■ **Exercise prompt**
Return the records in full, exactly as given.

───── Dataset excerpts ─────

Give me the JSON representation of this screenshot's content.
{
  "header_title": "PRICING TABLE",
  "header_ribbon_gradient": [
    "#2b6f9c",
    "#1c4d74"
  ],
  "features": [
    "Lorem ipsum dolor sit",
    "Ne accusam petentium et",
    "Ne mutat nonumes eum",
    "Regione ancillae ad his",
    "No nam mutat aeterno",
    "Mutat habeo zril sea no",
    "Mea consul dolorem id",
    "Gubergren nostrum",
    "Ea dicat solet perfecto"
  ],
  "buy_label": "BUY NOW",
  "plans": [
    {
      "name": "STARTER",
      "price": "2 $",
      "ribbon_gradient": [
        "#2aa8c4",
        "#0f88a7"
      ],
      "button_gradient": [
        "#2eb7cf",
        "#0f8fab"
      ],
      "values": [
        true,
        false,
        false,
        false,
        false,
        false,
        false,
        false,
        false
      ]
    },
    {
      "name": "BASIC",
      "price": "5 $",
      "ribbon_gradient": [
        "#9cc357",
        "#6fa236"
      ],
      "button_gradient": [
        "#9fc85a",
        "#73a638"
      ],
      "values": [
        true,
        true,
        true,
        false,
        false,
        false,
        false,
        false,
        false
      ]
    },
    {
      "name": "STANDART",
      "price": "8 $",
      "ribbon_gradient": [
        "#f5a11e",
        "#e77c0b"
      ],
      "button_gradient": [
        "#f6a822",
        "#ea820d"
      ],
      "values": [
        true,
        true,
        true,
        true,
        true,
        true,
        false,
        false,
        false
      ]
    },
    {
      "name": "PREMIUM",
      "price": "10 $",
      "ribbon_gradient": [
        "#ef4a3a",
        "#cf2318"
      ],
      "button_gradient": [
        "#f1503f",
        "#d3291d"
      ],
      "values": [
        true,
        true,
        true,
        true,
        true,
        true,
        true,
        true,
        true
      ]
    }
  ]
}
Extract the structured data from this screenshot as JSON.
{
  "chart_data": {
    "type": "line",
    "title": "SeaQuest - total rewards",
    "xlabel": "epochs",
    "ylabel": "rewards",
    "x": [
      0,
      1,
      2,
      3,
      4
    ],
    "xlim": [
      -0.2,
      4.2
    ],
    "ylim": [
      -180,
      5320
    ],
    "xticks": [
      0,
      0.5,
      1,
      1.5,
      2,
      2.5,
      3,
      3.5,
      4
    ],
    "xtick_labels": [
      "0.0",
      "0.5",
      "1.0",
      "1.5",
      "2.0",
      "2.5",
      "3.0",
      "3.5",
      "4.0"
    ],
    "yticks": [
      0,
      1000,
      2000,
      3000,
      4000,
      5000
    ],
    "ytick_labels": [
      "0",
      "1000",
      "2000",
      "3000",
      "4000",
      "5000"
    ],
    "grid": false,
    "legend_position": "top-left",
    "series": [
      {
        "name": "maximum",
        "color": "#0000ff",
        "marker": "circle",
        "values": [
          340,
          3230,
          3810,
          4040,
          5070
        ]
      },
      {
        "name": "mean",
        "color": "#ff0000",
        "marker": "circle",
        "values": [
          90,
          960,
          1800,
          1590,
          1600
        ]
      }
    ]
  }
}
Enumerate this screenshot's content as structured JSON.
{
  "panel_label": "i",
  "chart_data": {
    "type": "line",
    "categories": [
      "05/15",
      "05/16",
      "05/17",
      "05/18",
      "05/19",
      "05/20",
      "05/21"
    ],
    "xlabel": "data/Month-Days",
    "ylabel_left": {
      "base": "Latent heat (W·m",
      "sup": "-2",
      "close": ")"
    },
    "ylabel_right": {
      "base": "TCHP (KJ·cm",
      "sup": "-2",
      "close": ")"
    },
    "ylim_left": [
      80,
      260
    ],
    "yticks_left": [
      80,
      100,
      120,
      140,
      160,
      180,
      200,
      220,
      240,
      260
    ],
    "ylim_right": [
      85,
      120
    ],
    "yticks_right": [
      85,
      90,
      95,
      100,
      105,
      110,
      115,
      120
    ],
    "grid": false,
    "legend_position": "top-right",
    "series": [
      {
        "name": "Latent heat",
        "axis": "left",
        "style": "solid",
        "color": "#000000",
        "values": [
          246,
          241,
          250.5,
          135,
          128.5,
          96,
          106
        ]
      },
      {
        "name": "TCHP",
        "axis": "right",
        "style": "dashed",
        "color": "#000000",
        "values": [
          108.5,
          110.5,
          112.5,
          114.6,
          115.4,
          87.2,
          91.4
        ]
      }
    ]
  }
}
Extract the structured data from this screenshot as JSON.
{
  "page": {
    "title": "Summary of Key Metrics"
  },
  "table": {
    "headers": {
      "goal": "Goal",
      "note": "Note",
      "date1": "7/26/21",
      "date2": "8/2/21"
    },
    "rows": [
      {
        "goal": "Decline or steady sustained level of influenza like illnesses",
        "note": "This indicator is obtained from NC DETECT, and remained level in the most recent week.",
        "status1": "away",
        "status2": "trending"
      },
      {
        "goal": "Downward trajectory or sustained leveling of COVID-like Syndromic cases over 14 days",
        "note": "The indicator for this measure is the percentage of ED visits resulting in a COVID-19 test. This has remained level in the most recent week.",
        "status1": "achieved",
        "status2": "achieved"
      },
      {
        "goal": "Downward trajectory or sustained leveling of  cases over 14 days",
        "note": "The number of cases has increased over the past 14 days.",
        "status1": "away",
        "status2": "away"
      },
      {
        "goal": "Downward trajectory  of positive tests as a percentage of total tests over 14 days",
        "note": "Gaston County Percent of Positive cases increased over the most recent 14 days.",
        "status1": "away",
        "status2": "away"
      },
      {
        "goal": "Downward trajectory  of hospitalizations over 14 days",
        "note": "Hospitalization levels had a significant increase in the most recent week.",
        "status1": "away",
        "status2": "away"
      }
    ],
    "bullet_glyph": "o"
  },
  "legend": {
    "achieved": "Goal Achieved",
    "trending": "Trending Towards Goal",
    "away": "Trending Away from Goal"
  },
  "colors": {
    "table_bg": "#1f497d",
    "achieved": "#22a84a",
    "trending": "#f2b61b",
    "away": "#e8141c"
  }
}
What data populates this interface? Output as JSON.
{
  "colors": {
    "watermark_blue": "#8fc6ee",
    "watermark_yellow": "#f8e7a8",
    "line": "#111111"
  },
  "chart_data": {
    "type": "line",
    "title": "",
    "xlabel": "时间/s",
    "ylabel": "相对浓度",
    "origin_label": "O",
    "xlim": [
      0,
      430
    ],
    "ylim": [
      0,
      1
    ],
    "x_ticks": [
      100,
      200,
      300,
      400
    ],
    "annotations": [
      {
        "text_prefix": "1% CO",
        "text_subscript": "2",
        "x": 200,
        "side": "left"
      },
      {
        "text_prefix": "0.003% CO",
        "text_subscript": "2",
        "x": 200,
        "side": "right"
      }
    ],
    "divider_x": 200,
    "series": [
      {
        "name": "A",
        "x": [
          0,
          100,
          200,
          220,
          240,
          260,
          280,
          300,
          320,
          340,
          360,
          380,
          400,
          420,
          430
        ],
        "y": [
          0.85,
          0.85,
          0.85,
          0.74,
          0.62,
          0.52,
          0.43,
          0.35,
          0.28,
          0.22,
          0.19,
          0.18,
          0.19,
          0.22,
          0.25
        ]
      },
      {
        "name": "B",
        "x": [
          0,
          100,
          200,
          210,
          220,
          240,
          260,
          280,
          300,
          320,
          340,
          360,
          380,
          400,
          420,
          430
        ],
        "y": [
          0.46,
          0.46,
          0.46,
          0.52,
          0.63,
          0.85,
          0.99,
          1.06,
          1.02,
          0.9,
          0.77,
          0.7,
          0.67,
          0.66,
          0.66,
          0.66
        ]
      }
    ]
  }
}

─────

■ **The solution**
Give me the JSON representation of this screenshot's content.
{
  "header_title": "PRICING TABLE",
  "header_ribbon_gradient": [
    "#2b6f9c",
    "#1c4d74"
  ],
  "features": [
    "Lorem ipsum dolor sit",
    "Ne accusam petentium et",
    "Ne mutat nonumes eum",
    "Regione ancillae ad his",
    "No nam mutat aeterno",
    "Mutat habeo zril sea no",
    "Mea consul dolorem id",
    "Gubergren nostrum",
    "Ea dicat solet perfecto"
  ],
  "buy_label": "BUY NOW",
  "plans": [
    {
      "name": "STARTER",
      "price": "2 $",
      "ribbon_gradient": [
        "#2aa8c4",
        "#0f88a7"
      ],
      "button_gradient": [
        "#2eb7cf",
        "#0f8fab"
      ],
      "values": [
        true,
        false,
        false,
        false,
        false,
        false,
        false,
        false,
        false
      ]
    },
    {
      "name": "BASIC",
      "price": "5 $",
      "ribbon_gradient": [
        "#9cc357",
        "#6fa236"
      ],
      "button_gradient": [
        "#9fc85a",
        "#73a638"
      ],
      "values": [
        true,
        true,
        true,
        false,
        false,
        false,
        false,
        false,
        false
      ]
    },
    {
      "name": "STANDART",
      "price": "8 $",
      "ribbon_gradient": [
        "#f5a11e",
        "#e77c0b"
      ],
      "button_gradient": [
        "#f6a822",
        "#ea820d"
      ],
      "values": [
        true,
        true,
        true,
        true,
        true,
        true,
        false,
        false,
        false
      ]
    },
    {
      "name": "PREMIUM",
      "price": "10 $",
      "ribbon_gradient": [
        "#ef4a3a",
        "#cf2318"
      ],
      "button_gradient": [
        "#f1503f",
        "#d3291d"
      ],
      "values": [
        true,
        true,
        true,
        true,
        true,
        true,
        true,
        true,
        true
      ]
    }
  ]
}
Extract the structured data from this screenshot as JSON.
{
  "chart_data": {
    "type": "line",
    "title": "SeaQuest - total rewards",
    "xlabel": "epochs",
    "ylabel": "rewards",
    "x": [
      0,
      1,
      2,
      3,
      4
    ],
    "xlim": [
      -0.2,
      4.2
    ],
    "ylim": [
      -180,
      5320
    ],
    "xticks": [
      0,
      0.5,
      1,
      1.5,
      2,
      2.5,
      3,
      3.5,
      4
    ],
    "xtick_labels": [
      "0.0",
      "0.5",
      "1.0",
      "1.5",
      "2.0",
      "2.5",
      "3.0",
      "3.5",
      "4.0"
    ],
    "yticks": [
      0,
      1000,
      2000,
      3000,
      4000,
      5000
    ],
    "ytick_labels": [
      "0",
      "1000",
      "2000",
      "3000",
      "4000",
      "5000"
    ],
    "grid": false,
    "legend_position": "top-left",
    "series": [
      {
        "name": "maximum",
        "color": "#0000ff",
        "marker": "circle",
        "values": [
          340,
          3230,
          3810,
          4040,
          5070
        ]
      },
      {
        "name": "mean",
        "color": "#ff0000",
        "marker": "circle",
        "values": [
          90,
          960,
          1800,
          1590,
          1600
        ]
      }
    ]
  }
}
Enumerate this screenshot's content as structured JSON.
{
  "panel_label": "i",
  "chart_data": {
    "type": "line",
    "categories": [
      "05/15",
      "05/16",
      "05/17",
      "05/18",
      "05/19",
      "05/20",
      "05/21"
    ],
    "xlabel": "data/Month-Days",
    "ylabel_left": {
      "base": "Latent heat (W·m",
      "sup": "-2",
      "close": ")"
    },
    "ylabel_right": {
      "base": "TCHP (KJ·cm",
      "sup": "-2",
      "close": ")"
    },
    "ylim_left": [
      80,
      260
    ],
    "yticks_left": [
      80,
      100,
      120,
      140,
      160,
      180,
      200,
      220,
      240,
      260
    ],
    "ylim_right": [
      85,
      120
    ],
    "yticks_right": [
      85,
      90,
      95,
      100,
      105,
      110,
      115,
      120
    ],
    "grid": false,
    "legend_position": "top-right",
    "series": [
      {
        "name": "Latent heat",
        "axis": "left",
        "style": "solid",
        "color": "#000000",
        "values": [
          246,
          241,
          250.5,
          135,
          128.5,
          96,
          106
        ]
      },
      {
        "name": "TCHP",
        "axis": "right",
        "style": "dashed",
        "color": "#000000",
        "values": [
          108.5,
          110.5,
          112.5,
          114.6,
          115.4,
          87.2,
          91.4
        ]
      }
    ]
  }
}
Extract the structured data from this screenshot as JSON.
{
  "page": {
    "title": "Summary of Key Metrics"
  },
  "table": {
    "headers": {
      "goal": "Goal",
      "note": "Note",
      "date1": "7/26/21",
      "date2": "8/2/21"
    },
    "rows": [
      {
        "goal": "Decline or steady sustained level of influenza like illnesses",
        "note": "This indicator is obtained from NC DETECT, and remained level in the most recent week.",
        "status1": "away",
        "status2": "trending"
      },
      {
        "goal": "Downward trajectory or sustained leveling of COVID-like Syndromic cases over 14 days",
        "note": "The indicator for this measure is the percentage of ED visits resulting in a COVID-19 test. This has remained level in the most recent week.",
        "status1": "achieved",
        "status2": "achieved"
      },
      {
        "goal": "Downward trajectory or sustained leveling of  cases over 14 days",
        "note": "The number of cases has increased over the past 14 days.",
        "status1": "away",
        "status2": "away"
      },
      {
        "goal": "Downward trajectory  of positive tests as a percentage of total tests over 14 days",
        "note": "Gaston County Percent of Positive cases increased over the most recent 14 days.",
        "status1": "away",
        "status2": "away"
      },
      {
        "goal": "Downward trajectory  of hospitalizations over 14 days",
        "note": "Hospitalization levels had a significant increase in the most recent week.",
        "status1": "away",
        "status2": "away"
      }
    ],
    "bullet_glyph": "o"
  },
  "legend": {
    "achieved": "Goal Achieved",
    "trending": "Trending Towards Goal",
    "away": "Trending Away from Goal"
  },
  "colors": {
    "table_bg": "#1f497d",
    "achieved": "#22a84a",
    "trending": "#f2b61b",
    "away": "#e8141c"
  }
}
What data populates this interface? Output as JSON.
{
  "colors": {
    "watermark_blue": "#8fc6ee",
    "watermark_yellow": "#f8e7a8",
    "line": "#111111"
  },
  "chart_data": {
    "type": "line",
    "title": "",
    "xlabel": "时间/s",
    "ylabel": "相对浓度",
    "origin_label": "O",
    "xlim": [
      0,
      430
    ],
    "ylim": [
      0,
      1
    ],
    "x_ticks": [
      100,
      200,
      300,
      400
    ],
    "annotations": [
      {
        "text_prefix": "1% CO",
        "text_subscript": "2",
        "x": 200,
        "side": "left"
      },
      {
        "text_prefix": "0.003% CO",
        "text_subscript": "2",
        "x": 200,
        "side": "right"
      }
    ],
    "divider_x": 200,
    "series": [
      {
        "name": "A",
        "x": [
          0,
          100,
          200,
          220,
          240,
          260,
          280,
          300,
          320,
          340,
          360,
          380,
          400,
          420,
          430
        ],
        "y": [
          0.85,
          0.85,
          0.85,
          0.74,
          0.62,
          0.52,
          0.43,
          0.35,
          0.28,
          0.22,
          0.19,
          0.18,
          0.19,
          0.22,
          0.25
        ]
      },
      {
        "name": "B",
        "x": [
          0,
          100,
          200,
          210,
          220,
          240,
          260,
          280,
          300,
          320,
          340,
          360,
          380,
          400,
          420,
          430
        ],
        "y": [
          0.46,
          0.46,
          0.46,
          0.52,
          0.63,
          0.85,
          0.99,
          1.06,
          1.02,
          0.9,
          0.77,
          0.7,
          0.67,
          0.66,
          0.66,
          0.66
        ]
      }
    ]
  }
}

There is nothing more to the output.